Entries from a dataset:
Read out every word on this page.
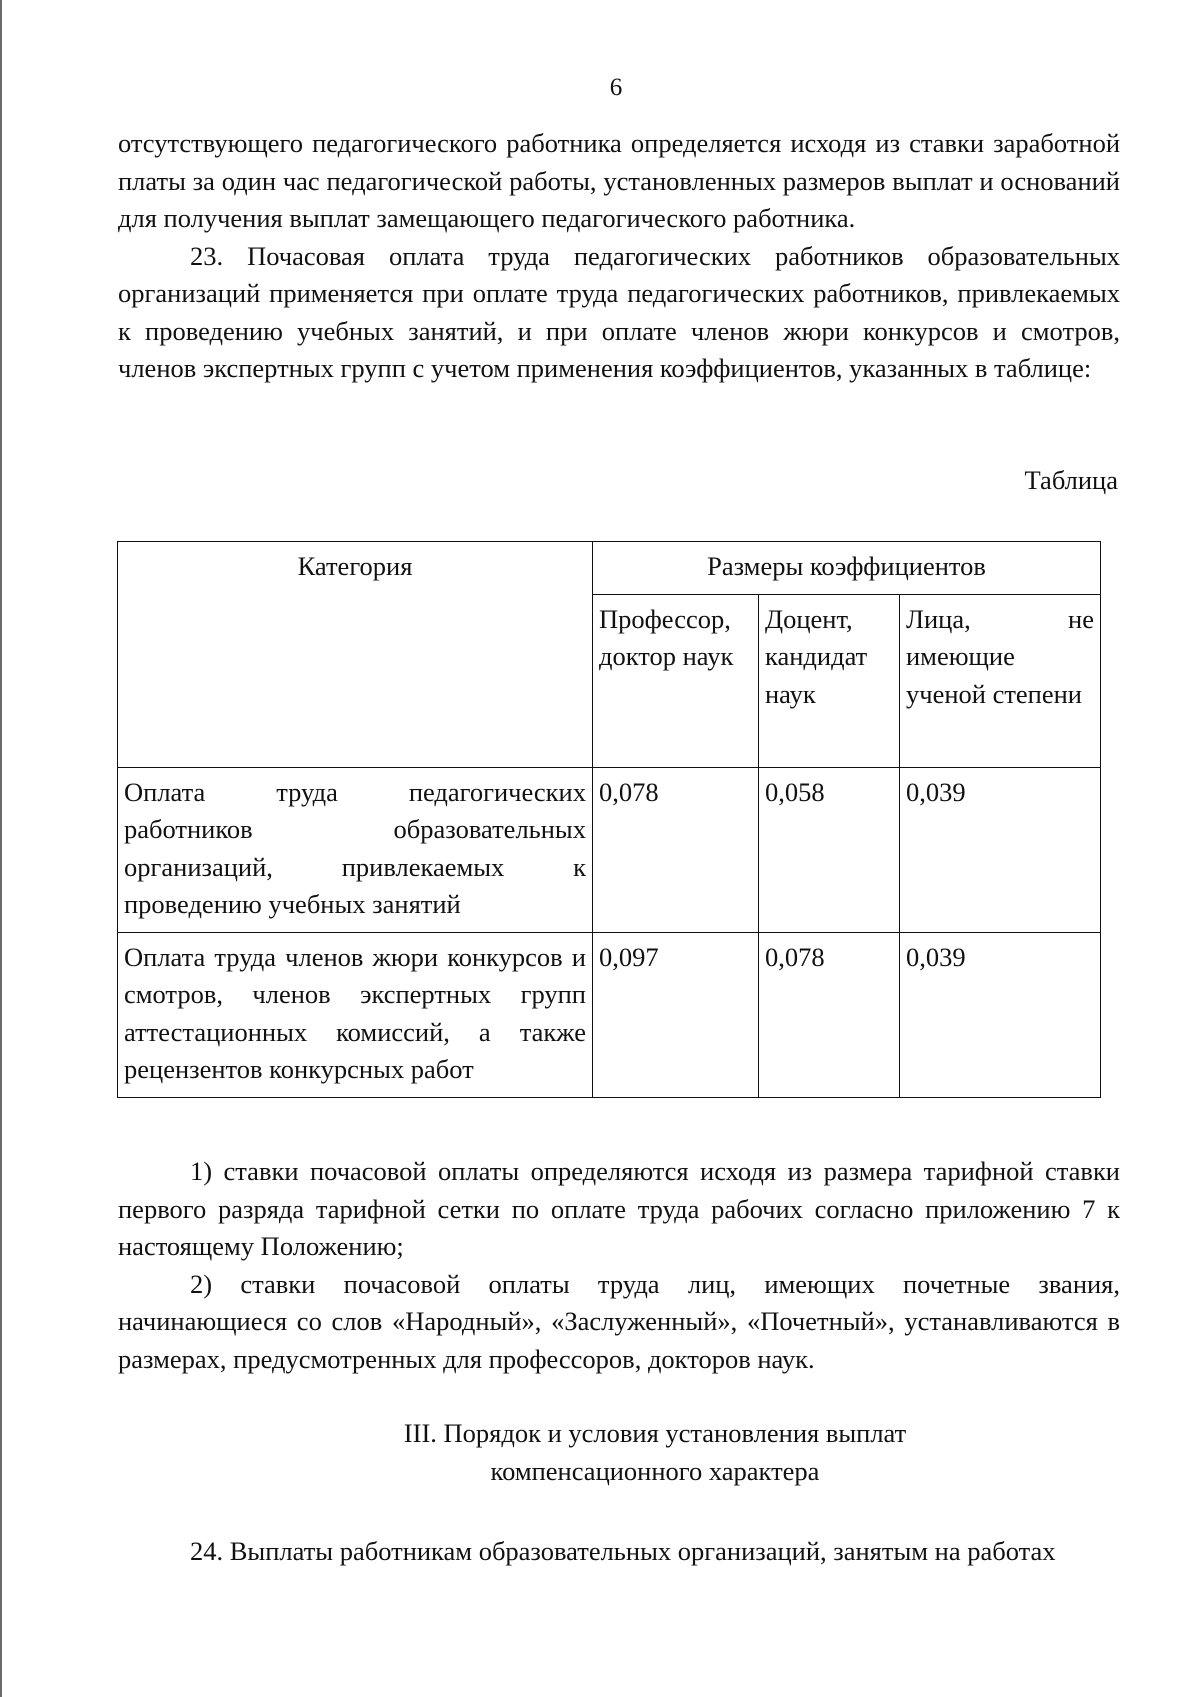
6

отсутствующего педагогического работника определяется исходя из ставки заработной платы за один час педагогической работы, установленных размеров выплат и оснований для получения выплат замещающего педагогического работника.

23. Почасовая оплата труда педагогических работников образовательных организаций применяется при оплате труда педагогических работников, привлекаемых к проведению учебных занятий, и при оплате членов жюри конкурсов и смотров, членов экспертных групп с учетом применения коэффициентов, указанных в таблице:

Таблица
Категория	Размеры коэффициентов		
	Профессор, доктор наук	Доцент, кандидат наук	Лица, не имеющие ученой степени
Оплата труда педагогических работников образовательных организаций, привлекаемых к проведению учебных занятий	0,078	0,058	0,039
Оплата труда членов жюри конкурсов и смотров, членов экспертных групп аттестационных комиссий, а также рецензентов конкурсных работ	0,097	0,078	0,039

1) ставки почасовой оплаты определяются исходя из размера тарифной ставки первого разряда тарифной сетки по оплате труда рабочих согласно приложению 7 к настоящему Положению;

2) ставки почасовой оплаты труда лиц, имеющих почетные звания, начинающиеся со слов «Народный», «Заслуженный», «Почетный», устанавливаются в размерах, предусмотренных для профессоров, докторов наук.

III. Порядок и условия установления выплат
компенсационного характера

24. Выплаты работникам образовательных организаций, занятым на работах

INSTRUCTION: Without the pictures, write out the whole listing above exactly as it appears.

ANSWER:
Read out every word on this page.
6

отсутствующего педагогического работника определяется исходя из ставки заработной платы за один час педагогической работы, установленных размеров выплат и оснований для получения выплат замещающего педагогического работника.

23. Почасовая оплата труда педагогических работников образовательных организаций применяется при оплате труда педагогических работников, привлекаемых к проведению учебных занятий, и при оплате членов жюри конкурсов и смотров, членов экспертных групп с учетом применения коэффициентов, указанных в таблице:

Таблица
Категория	Размеры коэффициентов		
	Профессор, доктор наук	Доцент, кандидат наук	Лица, не имеющие ученой степени
Оплата труда педагогических работников образовательных организаций, привлекаемых к проведению учебных занятий	0,078	0,058	0,039
Оплата труда членов жюри конкурсов и смотров, членов экспертных групп аттестационных комиссий, а также рецензентов конкурсных работ	0,097	0,078	0,039

1) ставки почасовой оплаты определяются исходя из размера тарифной ставки первого разряда тарифной сетки по оплате труда рабочих согласно приложению 7 к настоящему Положению;

2) ставки почасовой оплаты труда лиц, имеющих почетные звания, начинающиеся со слов «Народный», «Заслуженный», «Почетный», устанавливаются в размерах, предусмотренных для профессоров, докторов наук.

III. Порядок и условия установления выплат
компенсационного характера

24. Выплаты работникам образовательных организаций, занятым на работах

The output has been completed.